■ CONSIGNES ■
A. Résumez le texte fourni en deux phrases.
B. Reproduisez fidèlement le passage du texte fourni qui s'ouvre sur les mots « Ces annonces contreviennent-elles, comme » et se clôt sur les mots « problème de calendrier. ».
C. D'après le texte fourni, à quelle page de la PPE actuelle Matthieu Orphelin renvoie-t-il ?

■ TEXTE FOURNI ■
Dans son discours à Belfort, Emmanuel Macron a un peu plus détaillé le calendrier : «Je souhaite que six EPR2 soient construits et que nous lancions les études sur la construction de huit EPR2 additionnels. Nous avancerons ainsi par paliers. Concrètement, nous allons engager dès les semaines à venir les chantiers préparatoires : finalisation des études de conception, saisine de la commission nationale du débat public, définition des lieux d’implantation des trois paires, montée en charge de la filière. Une large concertation du public aura lieu au second semestre 2022 sur l’énergie, puis des discussions parlementaires se tiendront en 2023 pour réviser la programmation pluriannuelle de l’énergie. Nous visons le début du chantier à l’horizon 2028, pour une mise en service du premier réacteur à l’horizon 2035», a-t-il avancé.

Un rapport aurait dû être rendu à la mi-2021

Ces annonces contreviennent-elles, comme l’affirme Matthieu Orphelin, à la Programmation pluriannuelle de l’énergie (PPE) actuelle ? Selon le député, cette dernière (adoptée par un décret) «ne prévoit à ce jour pas de construction de nouvelles centrales nucléaires, et […] établit une liste de conditions préalables à une prise de décision sur le lancement éventuel d’un programme de construction de nouveaux réacteurs».

Parmi elles, «une de ces conditions est un retour d’expérience consolidé de la mise en service des premiers EPR, notamment Flamanville 3, qui ne sera pas en exploitation avant fin 2023», insiste Matthieu Orphelin, en renvoyant à la page 163 de la PPE actuelle, pointant ainsi un éventuel problème de calendrier.

Dans le détail, «s’agissant du nouveau nucléaire, afin de permettre une prise de décision sur le lancement éventuel d’un programme de construction de nouveaux réacteurs», un rapport aurait dû être rendu à la mi-2021 intégrant plusieurs sujets comme «l’expertise des coûts futurs du nouveau modèle de réacteur EPR 2 proposé par EDF et la comparaison technico-économique du nucléaire avec les autres modes de production d’électricité bas carbone» ou encore «la démonstration avec la filière française de sa capacité à maîtriser un programme industriel de nouveaux réacteurs, sur la base d’une hypothèse de travail de trois paires d’EPR, par la formalisation d’un retour d’expérience consolidé de la mise en service des premiers EPR, notamment Flamanville 3», peut-on lire dans la PPE.

■ DONNÉES À ANALYSER ■
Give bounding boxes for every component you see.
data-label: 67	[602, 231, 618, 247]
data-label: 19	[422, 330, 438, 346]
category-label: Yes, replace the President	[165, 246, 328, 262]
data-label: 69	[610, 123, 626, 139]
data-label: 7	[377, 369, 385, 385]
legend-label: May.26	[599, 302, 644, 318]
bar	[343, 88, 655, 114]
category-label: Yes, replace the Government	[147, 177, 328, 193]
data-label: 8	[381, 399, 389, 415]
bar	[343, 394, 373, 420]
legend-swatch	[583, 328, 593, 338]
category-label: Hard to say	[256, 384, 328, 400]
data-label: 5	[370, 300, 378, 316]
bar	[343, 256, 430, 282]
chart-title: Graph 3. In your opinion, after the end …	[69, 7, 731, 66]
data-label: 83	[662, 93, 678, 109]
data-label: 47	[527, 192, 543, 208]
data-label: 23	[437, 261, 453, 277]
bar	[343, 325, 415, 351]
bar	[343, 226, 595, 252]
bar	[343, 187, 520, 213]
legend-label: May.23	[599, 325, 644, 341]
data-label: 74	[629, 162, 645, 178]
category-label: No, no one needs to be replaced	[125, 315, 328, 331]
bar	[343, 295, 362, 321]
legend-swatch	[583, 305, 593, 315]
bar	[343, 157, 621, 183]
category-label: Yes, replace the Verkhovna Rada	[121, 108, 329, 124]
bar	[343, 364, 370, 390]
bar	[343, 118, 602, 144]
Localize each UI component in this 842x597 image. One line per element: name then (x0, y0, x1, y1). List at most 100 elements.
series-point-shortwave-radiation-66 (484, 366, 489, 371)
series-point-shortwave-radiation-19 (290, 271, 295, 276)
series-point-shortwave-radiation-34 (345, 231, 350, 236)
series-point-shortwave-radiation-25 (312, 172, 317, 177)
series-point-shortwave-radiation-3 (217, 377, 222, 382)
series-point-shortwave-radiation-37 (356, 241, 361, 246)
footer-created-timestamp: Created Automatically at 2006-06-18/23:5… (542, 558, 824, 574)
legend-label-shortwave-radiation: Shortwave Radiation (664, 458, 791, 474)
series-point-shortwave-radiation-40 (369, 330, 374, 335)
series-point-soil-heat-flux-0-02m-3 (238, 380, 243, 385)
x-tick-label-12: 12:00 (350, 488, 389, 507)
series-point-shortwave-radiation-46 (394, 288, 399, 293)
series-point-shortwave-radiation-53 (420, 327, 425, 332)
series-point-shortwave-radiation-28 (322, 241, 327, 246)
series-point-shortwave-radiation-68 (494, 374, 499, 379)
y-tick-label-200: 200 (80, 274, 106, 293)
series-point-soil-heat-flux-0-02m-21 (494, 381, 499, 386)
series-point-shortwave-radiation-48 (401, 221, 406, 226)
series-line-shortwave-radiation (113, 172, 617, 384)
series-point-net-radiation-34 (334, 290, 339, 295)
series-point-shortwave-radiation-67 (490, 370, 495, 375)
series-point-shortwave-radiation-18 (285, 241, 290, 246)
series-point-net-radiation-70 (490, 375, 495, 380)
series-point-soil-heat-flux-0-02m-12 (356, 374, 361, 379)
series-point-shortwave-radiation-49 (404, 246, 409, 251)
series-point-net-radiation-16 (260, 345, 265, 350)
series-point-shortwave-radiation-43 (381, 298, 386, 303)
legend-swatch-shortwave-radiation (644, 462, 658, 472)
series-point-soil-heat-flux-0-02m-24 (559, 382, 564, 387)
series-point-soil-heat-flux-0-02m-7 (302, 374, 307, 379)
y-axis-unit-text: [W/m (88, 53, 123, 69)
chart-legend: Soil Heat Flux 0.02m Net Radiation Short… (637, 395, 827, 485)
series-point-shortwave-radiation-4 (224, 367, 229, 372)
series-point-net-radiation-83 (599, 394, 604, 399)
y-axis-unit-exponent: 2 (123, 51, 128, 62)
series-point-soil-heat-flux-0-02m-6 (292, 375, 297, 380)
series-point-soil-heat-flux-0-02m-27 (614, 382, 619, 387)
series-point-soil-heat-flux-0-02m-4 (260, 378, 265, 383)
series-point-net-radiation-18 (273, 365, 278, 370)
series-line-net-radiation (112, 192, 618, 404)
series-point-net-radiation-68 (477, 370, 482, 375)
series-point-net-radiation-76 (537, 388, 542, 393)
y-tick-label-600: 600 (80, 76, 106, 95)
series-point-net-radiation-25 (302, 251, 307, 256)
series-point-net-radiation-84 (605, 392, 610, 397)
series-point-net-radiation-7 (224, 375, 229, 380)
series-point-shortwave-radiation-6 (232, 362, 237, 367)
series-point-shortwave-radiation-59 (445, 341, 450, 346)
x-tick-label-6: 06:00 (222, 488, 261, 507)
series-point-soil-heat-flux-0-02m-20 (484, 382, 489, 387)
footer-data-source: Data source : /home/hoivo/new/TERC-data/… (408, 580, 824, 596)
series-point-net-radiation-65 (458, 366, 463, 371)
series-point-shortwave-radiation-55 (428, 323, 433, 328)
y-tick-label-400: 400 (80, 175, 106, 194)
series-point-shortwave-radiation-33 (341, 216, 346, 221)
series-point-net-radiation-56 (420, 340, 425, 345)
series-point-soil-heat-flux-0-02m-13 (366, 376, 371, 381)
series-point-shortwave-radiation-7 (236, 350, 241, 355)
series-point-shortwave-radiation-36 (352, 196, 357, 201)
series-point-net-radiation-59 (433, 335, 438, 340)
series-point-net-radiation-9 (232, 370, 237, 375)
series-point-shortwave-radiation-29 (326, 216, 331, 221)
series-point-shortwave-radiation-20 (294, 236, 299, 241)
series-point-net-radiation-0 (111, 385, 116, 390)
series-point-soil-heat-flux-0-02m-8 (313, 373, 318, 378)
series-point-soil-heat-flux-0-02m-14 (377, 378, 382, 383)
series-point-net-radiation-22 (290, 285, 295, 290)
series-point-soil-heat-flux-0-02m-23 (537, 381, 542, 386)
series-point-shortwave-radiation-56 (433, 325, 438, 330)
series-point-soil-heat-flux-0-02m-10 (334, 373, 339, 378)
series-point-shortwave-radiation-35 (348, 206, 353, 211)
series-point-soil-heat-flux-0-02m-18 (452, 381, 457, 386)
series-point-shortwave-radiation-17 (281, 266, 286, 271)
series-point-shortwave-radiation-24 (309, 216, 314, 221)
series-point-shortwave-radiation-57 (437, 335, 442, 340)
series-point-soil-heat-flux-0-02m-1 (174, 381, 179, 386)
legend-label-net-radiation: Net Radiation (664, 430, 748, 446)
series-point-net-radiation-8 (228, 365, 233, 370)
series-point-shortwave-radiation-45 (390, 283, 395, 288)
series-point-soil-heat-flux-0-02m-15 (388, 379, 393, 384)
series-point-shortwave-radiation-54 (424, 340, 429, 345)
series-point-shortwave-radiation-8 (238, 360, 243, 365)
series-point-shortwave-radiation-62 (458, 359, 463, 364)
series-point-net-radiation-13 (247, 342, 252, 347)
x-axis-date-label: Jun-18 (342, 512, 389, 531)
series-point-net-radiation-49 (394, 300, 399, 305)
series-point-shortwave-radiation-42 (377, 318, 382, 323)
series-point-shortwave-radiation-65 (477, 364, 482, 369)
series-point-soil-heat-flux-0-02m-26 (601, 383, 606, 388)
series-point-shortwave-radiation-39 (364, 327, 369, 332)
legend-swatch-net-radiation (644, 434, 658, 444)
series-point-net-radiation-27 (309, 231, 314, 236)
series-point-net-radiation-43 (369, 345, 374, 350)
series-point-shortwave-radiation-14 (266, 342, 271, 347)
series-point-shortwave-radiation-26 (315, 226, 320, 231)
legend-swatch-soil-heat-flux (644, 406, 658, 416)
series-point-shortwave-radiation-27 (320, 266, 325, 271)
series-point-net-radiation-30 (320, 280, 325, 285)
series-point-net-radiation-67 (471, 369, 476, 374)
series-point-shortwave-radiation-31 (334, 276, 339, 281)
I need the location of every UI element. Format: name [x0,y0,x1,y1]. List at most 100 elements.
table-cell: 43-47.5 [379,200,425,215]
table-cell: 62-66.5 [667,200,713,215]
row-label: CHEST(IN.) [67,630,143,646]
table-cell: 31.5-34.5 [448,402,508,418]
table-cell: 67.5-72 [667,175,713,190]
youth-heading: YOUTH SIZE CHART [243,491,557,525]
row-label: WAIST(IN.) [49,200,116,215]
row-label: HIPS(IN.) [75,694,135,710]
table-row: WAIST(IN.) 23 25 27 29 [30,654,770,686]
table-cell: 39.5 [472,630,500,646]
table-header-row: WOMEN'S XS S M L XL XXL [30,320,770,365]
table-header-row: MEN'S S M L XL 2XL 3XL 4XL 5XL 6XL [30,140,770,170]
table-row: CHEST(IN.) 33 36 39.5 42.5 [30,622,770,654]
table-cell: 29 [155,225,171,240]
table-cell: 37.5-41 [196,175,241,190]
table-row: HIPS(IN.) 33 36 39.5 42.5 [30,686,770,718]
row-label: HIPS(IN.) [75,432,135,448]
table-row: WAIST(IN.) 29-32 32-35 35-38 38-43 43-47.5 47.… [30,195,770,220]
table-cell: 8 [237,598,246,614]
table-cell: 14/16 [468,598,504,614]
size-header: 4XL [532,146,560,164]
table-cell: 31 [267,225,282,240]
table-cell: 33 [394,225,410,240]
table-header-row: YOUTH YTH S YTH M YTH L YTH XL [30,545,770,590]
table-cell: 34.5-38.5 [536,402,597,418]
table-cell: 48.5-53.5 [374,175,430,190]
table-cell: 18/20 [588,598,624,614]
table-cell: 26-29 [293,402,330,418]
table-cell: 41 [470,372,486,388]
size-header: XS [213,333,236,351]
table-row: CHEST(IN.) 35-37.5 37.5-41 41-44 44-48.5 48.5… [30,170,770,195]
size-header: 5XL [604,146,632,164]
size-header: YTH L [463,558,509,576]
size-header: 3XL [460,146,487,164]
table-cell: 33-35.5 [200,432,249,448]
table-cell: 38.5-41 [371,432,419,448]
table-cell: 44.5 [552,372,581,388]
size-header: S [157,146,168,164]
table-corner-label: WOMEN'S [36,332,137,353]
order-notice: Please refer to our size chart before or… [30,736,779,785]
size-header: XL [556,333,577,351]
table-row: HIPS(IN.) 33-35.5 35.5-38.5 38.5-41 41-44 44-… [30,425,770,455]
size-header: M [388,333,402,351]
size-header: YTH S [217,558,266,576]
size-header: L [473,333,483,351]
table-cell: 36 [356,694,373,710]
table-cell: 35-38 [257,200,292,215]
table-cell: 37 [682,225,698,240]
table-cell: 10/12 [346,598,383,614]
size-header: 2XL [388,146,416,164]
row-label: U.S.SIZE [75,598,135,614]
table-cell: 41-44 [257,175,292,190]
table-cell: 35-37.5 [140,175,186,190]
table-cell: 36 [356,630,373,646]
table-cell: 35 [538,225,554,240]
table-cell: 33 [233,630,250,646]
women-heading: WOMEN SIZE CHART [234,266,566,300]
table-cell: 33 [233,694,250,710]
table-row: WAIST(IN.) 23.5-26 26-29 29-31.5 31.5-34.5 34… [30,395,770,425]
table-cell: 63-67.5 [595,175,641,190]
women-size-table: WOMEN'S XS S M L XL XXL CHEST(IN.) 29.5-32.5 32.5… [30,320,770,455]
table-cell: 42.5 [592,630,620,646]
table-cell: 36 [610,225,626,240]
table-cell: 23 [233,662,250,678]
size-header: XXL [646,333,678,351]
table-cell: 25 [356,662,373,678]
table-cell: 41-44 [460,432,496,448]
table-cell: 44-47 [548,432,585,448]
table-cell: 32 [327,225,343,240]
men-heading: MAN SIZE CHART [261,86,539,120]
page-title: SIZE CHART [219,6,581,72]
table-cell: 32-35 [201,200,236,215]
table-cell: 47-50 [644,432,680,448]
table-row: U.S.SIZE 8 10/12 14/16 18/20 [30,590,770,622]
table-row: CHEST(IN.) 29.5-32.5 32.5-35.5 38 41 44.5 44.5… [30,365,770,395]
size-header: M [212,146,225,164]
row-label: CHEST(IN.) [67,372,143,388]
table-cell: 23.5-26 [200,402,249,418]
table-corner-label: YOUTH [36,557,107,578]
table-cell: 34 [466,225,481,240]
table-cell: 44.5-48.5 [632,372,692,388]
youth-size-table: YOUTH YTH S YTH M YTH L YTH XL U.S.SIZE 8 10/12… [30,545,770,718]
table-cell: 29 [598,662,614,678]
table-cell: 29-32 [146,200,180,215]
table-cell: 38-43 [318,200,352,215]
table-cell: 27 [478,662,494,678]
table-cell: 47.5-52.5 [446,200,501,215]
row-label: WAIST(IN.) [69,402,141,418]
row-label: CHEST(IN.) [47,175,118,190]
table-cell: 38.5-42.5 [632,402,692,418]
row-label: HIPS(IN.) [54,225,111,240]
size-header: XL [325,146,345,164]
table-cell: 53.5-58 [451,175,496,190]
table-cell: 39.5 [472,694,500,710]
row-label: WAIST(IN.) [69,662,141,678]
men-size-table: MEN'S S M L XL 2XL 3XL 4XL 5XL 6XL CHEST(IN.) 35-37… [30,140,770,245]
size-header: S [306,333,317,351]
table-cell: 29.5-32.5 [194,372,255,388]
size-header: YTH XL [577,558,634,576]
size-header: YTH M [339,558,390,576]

■ CORRIGÉ DES ACTIVITÉS ■
A. À Belfort, Emmanuel Macron a annoncé vouloir construire six EPR2 et lancer des études sur huit EPR2 supplémentaires, avec un début de chantier visé à l'horizon 2028 et une mise en service du premier réacteur à l'horizon 2035. Selon le député Matthieu Orphelin, la Programmation pluriannuelle de l'énergie actuelle ne prévoit pas de nouvelles centrales nucléaires et pose des conditions préalables à une telle décision, dont un retour d'expérience consolidé de la mise en service des premiers EPR, notamment Flamanville 3.

B.
Ces annonces contreviennent-elles, comme l’affirme Matthieu Orphelin, à la Programmation pluriannuelle de l’énergie (PPE) actuelle ? Selon le député, cette dernière (adoptée par un décret) «ne prévoit à ce jour pas de construction de nouvelles centrales nucléaires, et […] établit une liste de conditions préalables à une prise de décision sur le lancement éventuel d’un programme de construction de nouveaux réacteurs».

Parmi elles, «une de ces conditions est un retour d’expérience consolidé de la mise en service des premiers EPR, notamment Flamanville 3, qui ne sera pas en exploitation avant fin 2023», insiste Matthieu Orphelin, en renvoyant à la page 163 de la PPE actuelle, pointant ainsi un éventuel problème de calendrier.

C. À la page 163.